------ SUPPLIED MATERIAL

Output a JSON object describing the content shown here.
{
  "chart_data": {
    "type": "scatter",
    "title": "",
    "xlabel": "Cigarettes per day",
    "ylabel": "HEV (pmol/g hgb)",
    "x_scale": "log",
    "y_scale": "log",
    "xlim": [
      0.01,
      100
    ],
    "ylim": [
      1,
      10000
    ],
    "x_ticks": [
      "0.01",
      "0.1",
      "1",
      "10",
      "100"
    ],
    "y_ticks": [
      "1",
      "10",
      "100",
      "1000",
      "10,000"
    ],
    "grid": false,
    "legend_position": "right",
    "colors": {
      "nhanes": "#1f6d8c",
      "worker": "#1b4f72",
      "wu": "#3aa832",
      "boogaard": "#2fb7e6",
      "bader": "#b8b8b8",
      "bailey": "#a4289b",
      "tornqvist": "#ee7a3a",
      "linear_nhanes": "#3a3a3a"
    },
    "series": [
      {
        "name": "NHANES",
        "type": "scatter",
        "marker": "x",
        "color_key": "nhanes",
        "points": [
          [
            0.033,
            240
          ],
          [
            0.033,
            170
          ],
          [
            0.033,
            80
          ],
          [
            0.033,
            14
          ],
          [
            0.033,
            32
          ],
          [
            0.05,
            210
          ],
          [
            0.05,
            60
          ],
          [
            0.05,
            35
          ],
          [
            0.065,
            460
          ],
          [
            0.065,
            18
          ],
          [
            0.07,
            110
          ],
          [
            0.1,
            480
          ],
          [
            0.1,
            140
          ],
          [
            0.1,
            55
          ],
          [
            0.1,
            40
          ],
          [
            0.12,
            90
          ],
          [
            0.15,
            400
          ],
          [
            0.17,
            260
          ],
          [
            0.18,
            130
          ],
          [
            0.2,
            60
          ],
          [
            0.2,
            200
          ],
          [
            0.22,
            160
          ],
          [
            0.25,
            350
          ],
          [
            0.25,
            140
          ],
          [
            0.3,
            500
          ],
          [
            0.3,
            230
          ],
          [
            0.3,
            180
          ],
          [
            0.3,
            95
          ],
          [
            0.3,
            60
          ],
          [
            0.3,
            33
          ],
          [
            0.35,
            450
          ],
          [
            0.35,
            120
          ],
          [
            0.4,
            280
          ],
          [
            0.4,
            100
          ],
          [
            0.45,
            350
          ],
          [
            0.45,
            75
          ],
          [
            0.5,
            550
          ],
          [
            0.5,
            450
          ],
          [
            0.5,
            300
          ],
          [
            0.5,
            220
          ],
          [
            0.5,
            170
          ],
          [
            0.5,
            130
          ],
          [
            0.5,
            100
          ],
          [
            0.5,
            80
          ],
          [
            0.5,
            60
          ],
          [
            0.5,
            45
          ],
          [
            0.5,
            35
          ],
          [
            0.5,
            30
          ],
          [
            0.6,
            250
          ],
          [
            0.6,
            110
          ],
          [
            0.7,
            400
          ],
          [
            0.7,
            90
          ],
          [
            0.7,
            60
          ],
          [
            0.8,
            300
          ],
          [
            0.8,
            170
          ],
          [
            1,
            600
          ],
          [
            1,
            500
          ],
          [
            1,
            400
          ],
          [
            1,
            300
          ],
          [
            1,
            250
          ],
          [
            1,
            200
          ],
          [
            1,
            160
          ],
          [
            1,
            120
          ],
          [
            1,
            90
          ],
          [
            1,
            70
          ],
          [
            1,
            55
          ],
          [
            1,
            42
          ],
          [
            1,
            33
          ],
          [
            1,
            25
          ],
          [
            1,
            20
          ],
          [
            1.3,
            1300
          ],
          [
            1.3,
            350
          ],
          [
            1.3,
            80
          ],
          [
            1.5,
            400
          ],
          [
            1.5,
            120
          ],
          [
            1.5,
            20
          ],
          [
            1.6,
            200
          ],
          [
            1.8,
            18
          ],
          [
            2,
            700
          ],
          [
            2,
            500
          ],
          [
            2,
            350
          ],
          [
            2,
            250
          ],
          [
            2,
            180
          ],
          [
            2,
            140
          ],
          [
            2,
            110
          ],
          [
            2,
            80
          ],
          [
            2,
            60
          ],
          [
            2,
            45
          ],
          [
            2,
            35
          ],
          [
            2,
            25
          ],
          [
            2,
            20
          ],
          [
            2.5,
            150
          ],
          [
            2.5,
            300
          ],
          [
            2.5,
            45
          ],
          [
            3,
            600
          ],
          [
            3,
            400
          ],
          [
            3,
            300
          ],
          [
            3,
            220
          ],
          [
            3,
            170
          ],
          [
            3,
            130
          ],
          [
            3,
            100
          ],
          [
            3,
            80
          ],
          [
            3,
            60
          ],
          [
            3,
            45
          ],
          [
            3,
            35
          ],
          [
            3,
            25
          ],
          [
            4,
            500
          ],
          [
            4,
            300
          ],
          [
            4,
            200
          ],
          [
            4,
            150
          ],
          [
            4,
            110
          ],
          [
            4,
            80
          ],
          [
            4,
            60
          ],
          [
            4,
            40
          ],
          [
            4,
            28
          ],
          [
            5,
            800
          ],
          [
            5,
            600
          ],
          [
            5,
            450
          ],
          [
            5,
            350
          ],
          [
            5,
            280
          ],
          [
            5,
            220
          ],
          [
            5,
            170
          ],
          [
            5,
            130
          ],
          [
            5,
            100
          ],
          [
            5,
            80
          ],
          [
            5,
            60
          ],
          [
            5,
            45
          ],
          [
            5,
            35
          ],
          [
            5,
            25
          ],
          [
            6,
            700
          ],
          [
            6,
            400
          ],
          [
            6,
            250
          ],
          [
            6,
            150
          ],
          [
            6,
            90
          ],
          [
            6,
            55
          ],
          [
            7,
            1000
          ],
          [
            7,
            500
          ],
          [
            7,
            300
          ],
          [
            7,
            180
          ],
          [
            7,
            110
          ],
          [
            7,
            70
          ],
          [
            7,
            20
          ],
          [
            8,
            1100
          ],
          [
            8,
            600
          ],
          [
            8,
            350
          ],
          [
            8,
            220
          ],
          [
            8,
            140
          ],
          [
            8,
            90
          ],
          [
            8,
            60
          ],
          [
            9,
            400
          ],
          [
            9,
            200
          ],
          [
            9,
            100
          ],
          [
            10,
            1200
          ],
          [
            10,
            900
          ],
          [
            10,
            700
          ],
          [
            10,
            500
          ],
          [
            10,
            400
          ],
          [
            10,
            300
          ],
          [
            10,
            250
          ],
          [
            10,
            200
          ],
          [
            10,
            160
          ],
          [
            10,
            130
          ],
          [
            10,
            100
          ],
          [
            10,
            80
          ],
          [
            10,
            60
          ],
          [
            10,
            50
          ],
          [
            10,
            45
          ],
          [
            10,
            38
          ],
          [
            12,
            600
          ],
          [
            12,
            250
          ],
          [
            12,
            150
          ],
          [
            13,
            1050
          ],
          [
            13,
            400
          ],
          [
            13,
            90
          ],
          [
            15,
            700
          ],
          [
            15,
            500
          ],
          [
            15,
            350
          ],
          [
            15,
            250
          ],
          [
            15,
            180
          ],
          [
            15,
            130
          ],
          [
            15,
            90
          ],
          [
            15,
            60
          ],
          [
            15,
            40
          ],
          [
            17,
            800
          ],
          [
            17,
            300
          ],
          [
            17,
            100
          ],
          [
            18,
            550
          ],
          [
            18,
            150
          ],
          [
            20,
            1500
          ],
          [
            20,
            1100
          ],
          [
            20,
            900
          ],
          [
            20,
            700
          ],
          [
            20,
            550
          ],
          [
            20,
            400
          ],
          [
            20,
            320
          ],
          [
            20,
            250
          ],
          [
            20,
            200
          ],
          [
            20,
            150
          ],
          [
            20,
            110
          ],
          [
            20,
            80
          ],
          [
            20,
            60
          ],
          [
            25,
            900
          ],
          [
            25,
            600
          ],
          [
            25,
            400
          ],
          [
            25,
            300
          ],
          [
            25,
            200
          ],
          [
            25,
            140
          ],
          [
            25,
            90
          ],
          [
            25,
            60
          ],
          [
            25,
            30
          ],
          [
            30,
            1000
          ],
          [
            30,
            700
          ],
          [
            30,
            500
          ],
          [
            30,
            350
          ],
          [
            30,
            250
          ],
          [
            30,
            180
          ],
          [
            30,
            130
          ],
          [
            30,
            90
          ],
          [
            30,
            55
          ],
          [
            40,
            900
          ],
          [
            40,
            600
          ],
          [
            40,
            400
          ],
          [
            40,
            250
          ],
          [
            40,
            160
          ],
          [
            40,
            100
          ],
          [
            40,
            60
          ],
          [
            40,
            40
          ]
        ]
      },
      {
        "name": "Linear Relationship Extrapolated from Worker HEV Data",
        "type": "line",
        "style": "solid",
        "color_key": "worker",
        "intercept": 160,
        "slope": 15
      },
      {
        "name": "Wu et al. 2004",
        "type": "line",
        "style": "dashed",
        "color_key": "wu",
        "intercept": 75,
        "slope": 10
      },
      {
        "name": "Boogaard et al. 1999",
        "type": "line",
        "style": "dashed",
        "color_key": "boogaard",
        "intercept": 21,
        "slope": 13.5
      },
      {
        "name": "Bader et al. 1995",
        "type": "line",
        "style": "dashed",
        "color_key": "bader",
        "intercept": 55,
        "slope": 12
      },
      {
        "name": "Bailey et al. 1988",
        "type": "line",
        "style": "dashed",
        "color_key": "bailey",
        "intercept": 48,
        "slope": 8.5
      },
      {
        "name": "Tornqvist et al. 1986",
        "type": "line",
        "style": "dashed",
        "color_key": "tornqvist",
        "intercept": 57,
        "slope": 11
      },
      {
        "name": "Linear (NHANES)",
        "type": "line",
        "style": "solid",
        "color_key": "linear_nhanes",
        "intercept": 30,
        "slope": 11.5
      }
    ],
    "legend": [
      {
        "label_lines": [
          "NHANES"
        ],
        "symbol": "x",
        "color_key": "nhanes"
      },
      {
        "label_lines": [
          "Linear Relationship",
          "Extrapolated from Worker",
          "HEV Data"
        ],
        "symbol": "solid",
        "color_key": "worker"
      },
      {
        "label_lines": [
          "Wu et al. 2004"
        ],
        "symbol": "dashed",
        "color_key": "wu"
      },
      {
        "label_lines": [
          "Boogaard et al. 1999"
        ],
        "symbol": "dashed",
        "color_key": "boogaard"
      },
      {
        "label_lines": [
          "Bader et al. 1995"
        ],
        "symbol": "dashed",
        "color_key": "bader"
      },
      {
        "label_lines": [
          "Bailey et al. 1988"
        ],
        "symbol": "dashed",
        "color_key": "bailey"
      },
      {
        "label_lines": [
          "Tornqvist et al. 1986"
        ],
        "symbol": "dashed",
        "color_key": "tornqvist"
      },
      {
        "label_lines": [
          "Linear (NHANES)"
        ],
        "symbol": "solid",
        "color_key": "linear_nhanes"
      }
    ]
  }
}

------------

== THE EXERCISE ==
Copy each line above that contains the string "Relationship".

== ANSWER TO THE EXERCISE ==
        "name": "Linear Relationship Extrapolated from Worker HEV Data",
          "Linear Relationship",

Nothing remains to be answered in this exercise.